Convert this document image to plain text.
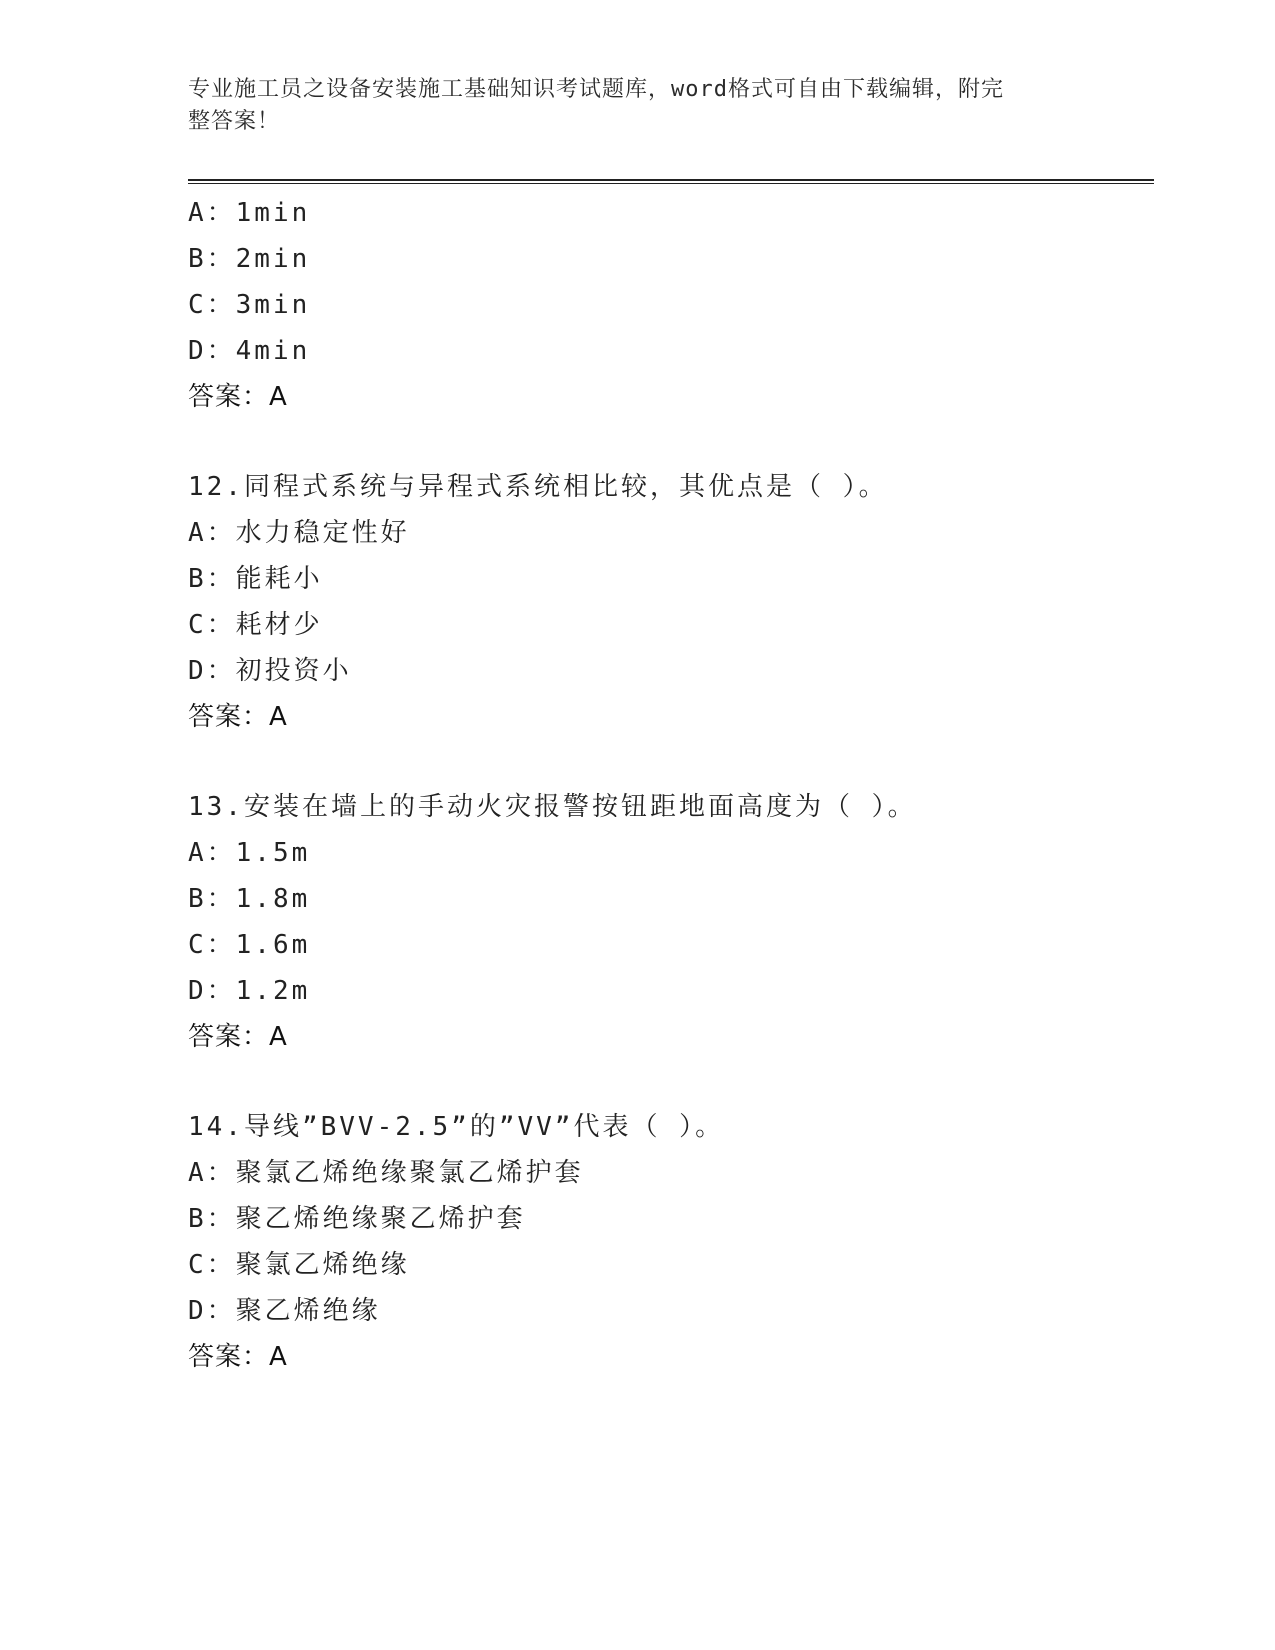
专业施工员之设备安装施工基础知识考试题库，word格式可自由下载编辑，附完
整答案！
A：1min
B：2min
C：3min
D：4min
答案：A
12.同程式系统与异程式系统相比较，其优点是（ ）。
A：水力稳定性好
B：能耗小
C：耗材少
D：初投资小
答案：A
13.安装在墙上的手动火灾报警按钮距地面高度为（ ）。
A：1.5m
B：1.8m
C：1.6m
D：1.2m
答案：A
14.导线”BVV-2.5”的”VV”代表（ ）。
A：聚氯乙烯绝缘聚氯乙烯护套
B：聚乙烯绝缘聚乙烯护套
C：聚氯乙烯绝缘
D：聚乙烯绝缘
答案：A
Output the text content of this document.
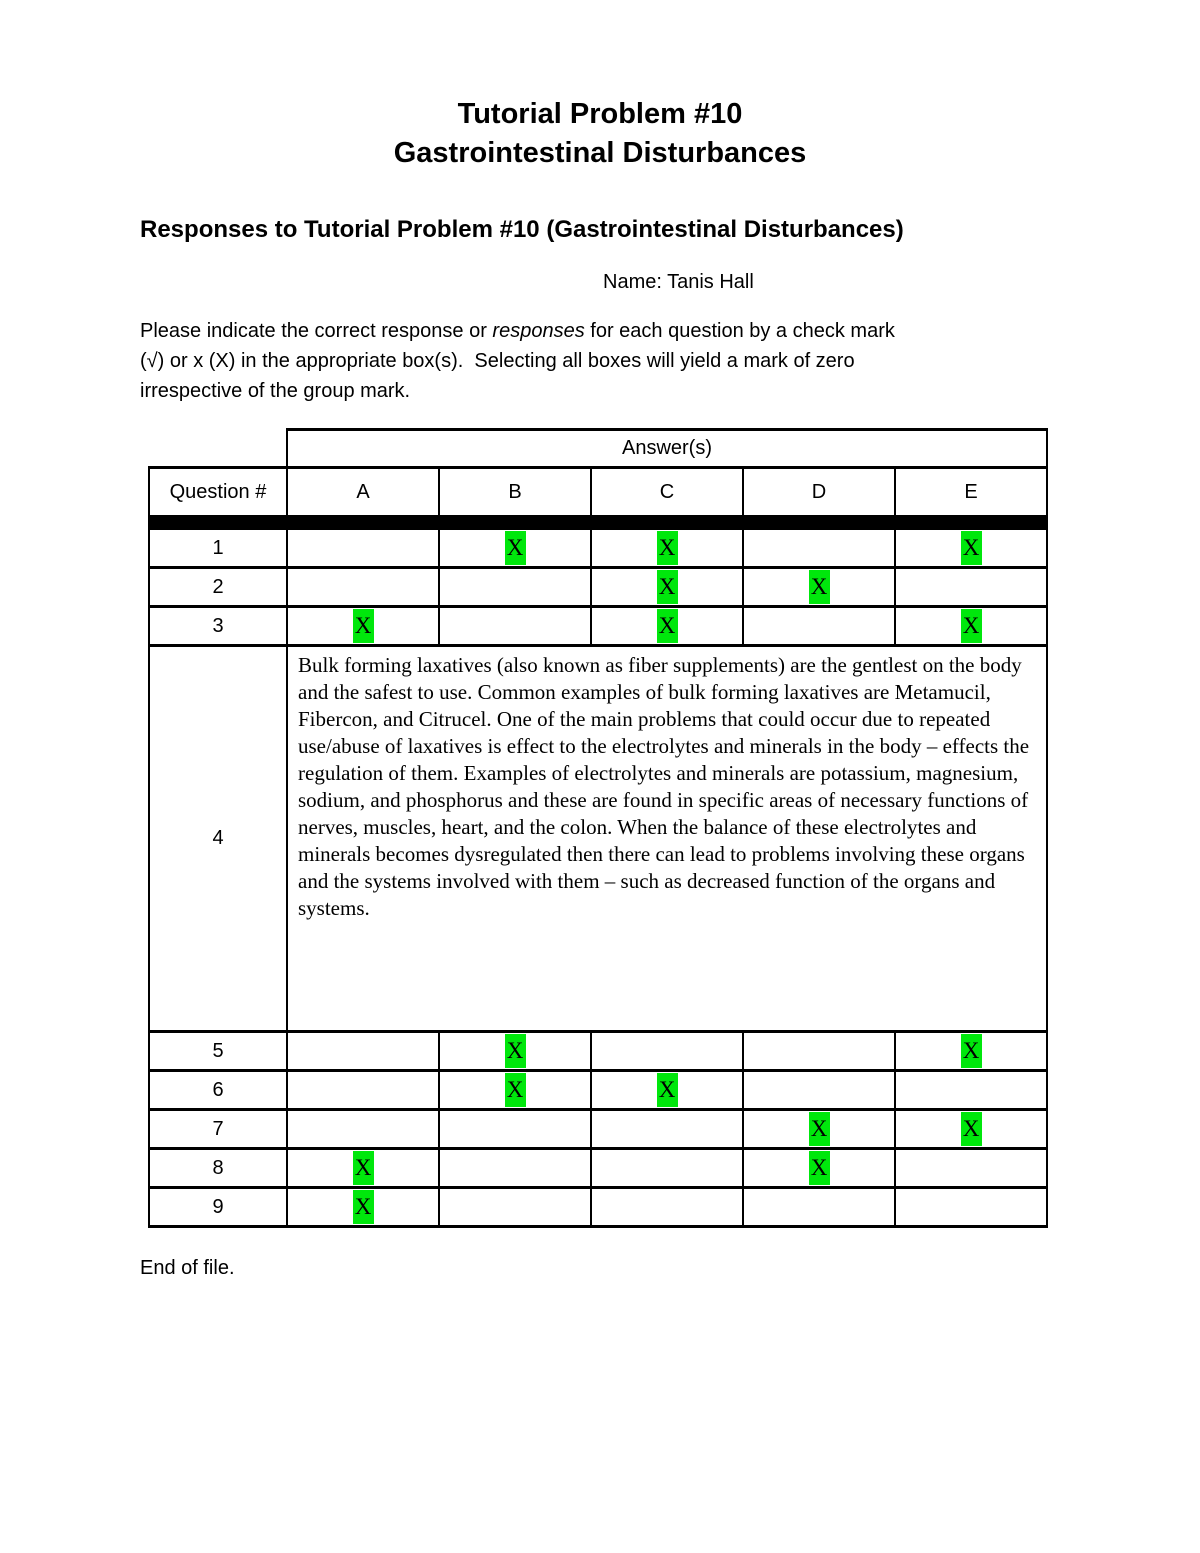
Tutorial Problem #10
Gastrointestinal Disturbances
Responses to Tutorial Problem #10 (Gastrointestinal Disturbances)
Name: Tanis Hall
Please indicate the correct response or responses for each question by a check mark
(√) or x (X) in the appropriate box(s).  Selecting all boxes will yield a mark of zero
irrespective of the group mark.
	Answer(s)				
Question #	A	B	C	D	E

1		X	X		X
2			X	X	
3	X		X		X
4	Bulk forming laxatives (also known as fiber supplements) are the gentlest on the body and the safest to use. Common examples of bulk forming laxatives are Metamucil, Fibercon, and Citrucel. One of the main problems that could occur due to repeated use/abuse of laxatives is effect to the electrolytes and minerals in the body – effects the regulation of them. Examples of electrolytes and minerals are potassium, magnesium, sodium, and phosphorus and these are found in specific areas of necessary functions of nerves, muscles, heart, and the colon. When the balance of these electrolytes and minerals becomes dysregulated then there can lead to problems involving these organs and the systems involved with them – such as decreased function of the organs and systems.				
5		X			X
6		X	X		
7				X	X
8	X			X	
9	X				
End of file.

____

### What is asked
The data should be printed again unchanged; leave its pictures out.

### The completed task
Convert this document image to plain text.
专业施工员之设备安装施工基础知识考试题库，word格式可自由下载编辑，附完
整答案！
A：1min
B：2min
C：3min
D：4min
答案：A
12.同程式系统与异程式系统相比较，其优点是（ ）。
A：水力稳定性好
B：能耗小
C：耗材少
D：初投资小
答案：A
13.安装在墙上的手动火灾报警按钮距地面高度为（ ）。
A：1.5m
B：1.8m
C：1.6m
D：1.2m
答案：A
14.导线”BVV-2.5”的”VV”代表（ ）。
A：聚氯乙烯绝缘聚氯乙烯护套
B：聚乙烯绝缘聚乙烯护套
C：聚氯乙烯绝缘
D：聚乙烯绝缘
答案：A
Output the text content of this document.
Tutorial Problem #10
Gastrointestinal Disturbances
Responses to Tutorial Problem #10 (Gastrointestinal Disturbances)
Name: Tanis Hall
Please indicate the correct response or responses for each question by a check mark
(√) or x (X) in the appropriate box(s).  Selecting all boxes will yield a mark of zero
irrespective of the group mark.
	Answer(s)				
Question #	A	B	C	D	E

1		X	X		X
2			X	X	
3	X		X		X
4	Bulk forming laxatives (also known as fiber supplements) are the gentlest on the body and the safest to use. Common examples of bulk forming laxatives are Metamucil, Fibercon, and Citrucel. One of the main problems that could occur due to repeated use/abuse of laxatives is effect to the electrolytes and minerals in the body – effects the regulation of them. Examples of electrolytes and minerals are potassium, magnesium, sodium, and phosphorus and these are found in specific areas of necessary functions of nerves, muscles, heart, and the colon. When the balance of these electrolytes and minerals becomes dysregulated then there can lead to problems involving these organs and the systems involved with them – such as decreased function of the organs and systems.				
5		X			X
6		X	X		
7				X	X
8	X			X	
9	X				
End of file.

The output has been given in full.